- **Exercise description**:
Compute how many lines in the data below contain "coli"; answer only with that number.

..............................

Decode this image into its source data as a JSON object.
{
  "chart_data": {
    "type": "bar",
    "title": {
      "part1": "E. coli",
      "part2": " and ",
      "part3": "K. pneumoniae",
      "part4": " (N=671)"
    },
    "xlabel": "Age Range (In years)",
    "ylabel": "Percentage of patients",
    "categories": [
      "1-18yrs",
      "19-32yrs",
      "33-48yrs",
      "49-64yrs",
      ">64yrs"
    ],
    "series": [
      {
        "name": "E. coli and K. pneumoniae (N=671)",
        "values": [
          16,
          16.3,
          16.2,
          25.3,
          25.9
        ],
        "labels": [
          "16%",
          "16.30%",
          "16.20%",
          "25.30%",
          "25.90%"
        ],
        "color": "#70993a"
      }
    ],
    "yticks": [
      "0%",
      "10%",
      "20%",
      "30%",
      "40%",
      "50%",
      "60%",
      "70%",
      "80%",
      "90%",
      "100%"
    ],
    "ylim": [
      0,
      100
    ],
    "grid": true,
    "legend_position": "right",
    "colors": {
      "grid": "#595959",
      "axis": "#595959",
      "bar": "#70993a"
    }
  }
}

..............................

- **Worked solution**:
2